* [Your goal]
Your answer should be a single number: the count of lines that include the word "Akad".

[Stored records]
_ _ _
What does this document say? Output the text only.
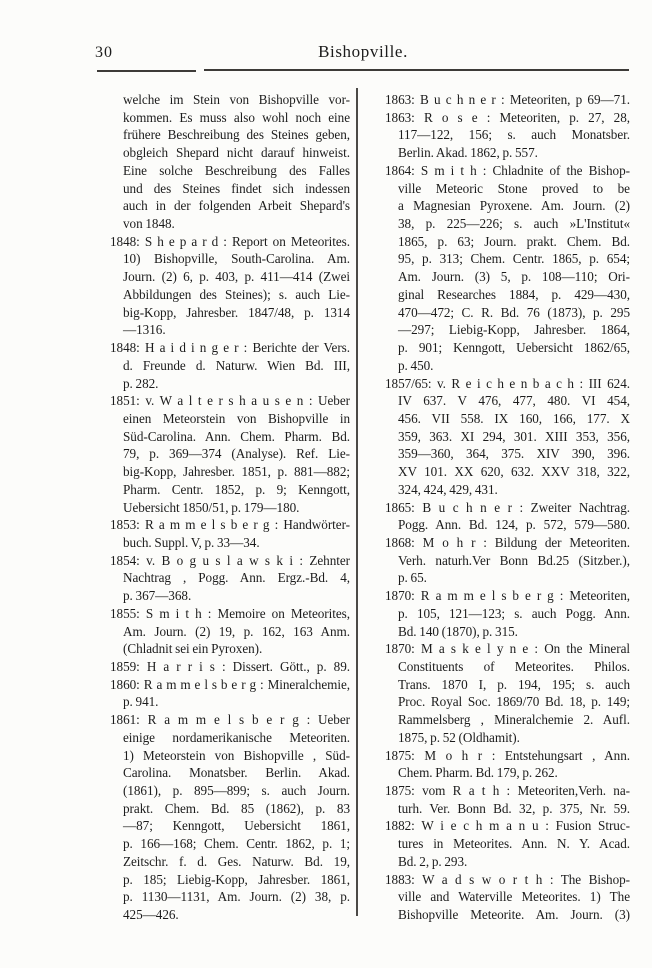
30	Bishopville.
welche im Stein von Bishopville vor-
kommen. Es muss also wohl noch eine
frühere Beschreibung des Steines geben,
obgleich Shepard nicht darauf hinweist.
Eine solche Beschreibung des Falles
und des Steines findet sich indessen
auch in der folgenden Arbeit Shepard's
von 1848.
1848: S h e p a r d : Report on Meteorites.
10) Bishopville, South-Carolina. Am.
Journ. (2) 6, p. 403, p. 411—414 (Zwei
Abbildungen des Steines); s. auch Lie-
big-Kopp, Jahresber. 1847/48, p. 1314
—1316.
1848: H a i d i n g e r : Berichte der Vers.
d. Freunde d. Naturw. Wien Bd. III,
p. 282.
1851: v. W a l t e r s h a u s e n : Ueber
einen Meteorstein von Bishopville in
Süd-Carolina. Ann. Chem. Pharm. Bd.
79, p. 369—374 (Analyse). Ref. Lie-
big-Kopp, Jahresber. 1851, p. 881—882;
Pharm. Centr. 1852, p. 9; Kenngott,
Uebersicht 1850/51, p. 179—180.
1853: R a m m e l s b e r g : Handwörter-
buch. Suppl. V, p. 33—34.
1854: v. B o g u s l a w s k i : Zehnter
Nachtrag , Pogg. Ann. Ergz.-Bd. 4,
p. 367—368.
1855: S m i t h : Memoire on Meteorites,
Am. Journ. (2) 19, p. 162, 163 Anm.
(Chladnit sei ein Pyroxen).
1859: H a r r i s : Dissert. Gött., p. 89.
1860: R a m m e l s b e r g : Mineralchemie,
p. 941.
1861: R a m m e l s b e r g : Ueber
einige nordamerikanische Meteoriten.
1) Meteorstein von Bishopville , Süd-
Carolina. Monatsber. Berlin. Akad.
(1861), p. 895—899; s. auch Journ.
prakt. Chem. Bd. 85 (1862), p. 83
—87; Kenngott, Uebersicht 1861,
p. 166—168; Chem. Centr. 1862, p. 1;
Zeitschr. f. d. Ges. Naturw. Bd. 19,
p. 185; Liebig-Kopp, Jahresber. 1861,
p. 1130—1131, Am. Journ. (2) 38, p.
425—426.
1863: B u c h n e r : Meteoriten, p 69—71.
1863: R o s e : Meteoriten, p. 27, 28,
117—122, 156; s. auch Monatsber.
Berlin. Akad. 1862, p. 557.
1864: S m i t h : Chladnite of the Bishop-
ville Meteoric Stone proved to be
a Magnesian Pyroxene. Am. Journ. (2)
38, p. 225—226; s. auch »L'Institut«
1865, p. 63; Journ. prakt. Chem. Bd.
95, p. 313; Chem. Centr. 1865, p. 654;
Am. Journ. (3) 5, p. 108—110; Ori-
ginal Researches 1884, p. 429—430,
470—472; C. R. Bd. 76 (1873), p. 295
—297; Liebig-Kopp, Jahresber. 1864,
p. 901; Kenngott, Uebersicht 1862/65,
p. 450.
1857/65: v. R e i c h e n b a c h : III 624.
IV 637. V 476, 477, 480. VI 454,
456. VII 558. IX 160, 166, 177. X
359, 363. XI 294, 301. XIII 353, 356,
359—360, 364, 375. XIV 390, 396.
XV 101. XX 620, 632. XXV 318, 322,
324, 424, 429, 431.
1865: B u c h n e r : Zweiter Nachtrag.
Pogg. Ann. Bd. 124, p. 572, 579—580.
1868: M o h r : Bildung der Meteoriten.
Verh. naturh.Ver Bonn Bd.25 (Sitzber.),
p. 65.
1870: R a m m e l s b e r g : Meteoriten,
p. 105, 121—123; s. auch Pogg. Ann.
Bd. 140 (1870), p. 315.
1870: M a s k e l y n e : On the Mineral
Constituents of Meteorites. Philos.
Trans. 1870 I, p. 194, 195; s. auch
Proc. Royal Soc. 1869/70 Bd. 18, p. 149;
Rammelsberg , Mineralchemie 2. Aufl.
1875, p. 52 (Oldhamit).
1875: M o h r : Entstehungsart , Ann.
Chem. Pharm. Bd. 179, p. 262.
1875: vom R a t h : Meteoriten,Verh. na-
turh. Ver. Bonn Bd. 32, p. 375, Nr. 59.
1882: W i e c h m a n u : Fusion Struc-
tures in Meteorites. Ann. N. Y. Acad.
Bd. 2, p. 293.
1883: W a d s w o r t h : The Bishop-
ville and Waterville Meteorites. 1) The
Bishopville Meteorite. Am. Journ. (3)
_ _ _
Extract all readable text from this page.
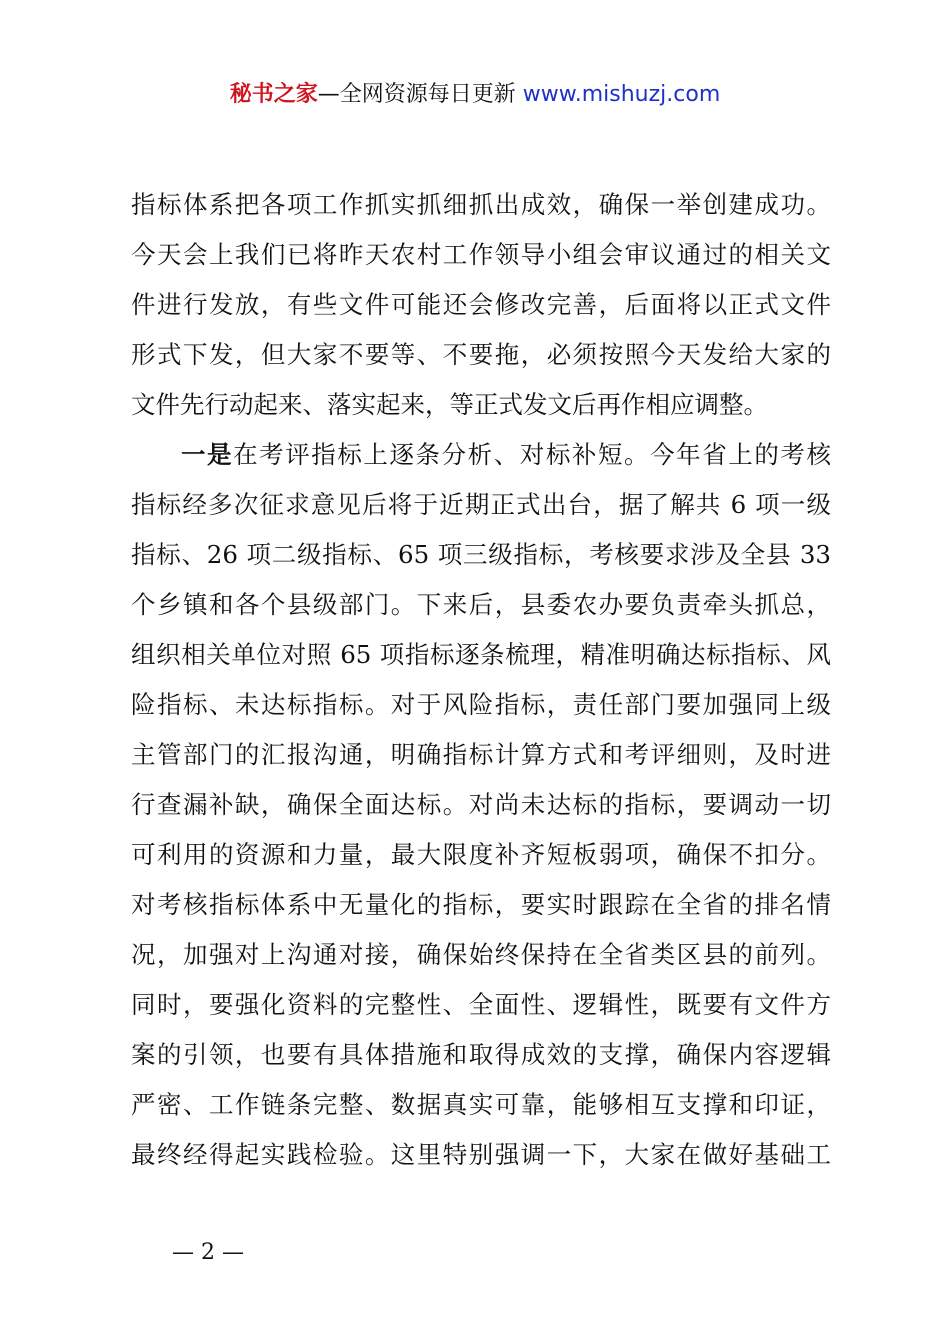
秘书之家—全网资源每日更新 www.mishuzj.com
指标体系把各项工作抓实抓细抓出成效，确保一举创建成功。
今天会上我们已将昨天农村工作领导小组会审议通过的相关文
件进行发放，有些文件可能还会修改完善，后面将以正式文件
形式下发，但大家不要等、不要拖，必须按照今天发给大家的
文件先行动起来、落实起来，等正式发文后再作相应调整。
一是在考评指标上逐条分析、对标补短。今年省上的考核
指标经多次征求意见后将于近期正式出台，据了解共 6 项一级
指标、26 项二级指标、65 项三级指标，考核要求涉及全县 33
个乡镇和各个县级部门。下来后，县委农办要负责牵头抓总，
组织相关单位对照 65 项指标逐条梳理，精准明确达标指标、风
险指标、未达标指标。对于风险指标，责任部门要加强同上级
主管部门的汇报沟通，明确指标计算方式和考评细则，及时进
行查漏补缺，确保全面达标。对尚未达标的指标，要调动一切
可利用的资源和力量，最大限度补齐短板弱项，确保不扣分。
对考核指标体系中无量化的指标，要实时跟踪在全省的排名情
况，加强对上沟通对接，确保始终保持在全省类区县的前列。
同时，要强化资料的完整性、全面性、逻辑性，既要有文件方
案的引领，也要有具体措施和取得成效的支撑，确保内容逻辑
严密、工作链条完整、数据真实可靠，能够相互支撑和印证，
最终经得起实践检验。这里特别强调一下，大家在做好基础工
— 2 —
_ _ _
* [Answer in full]
2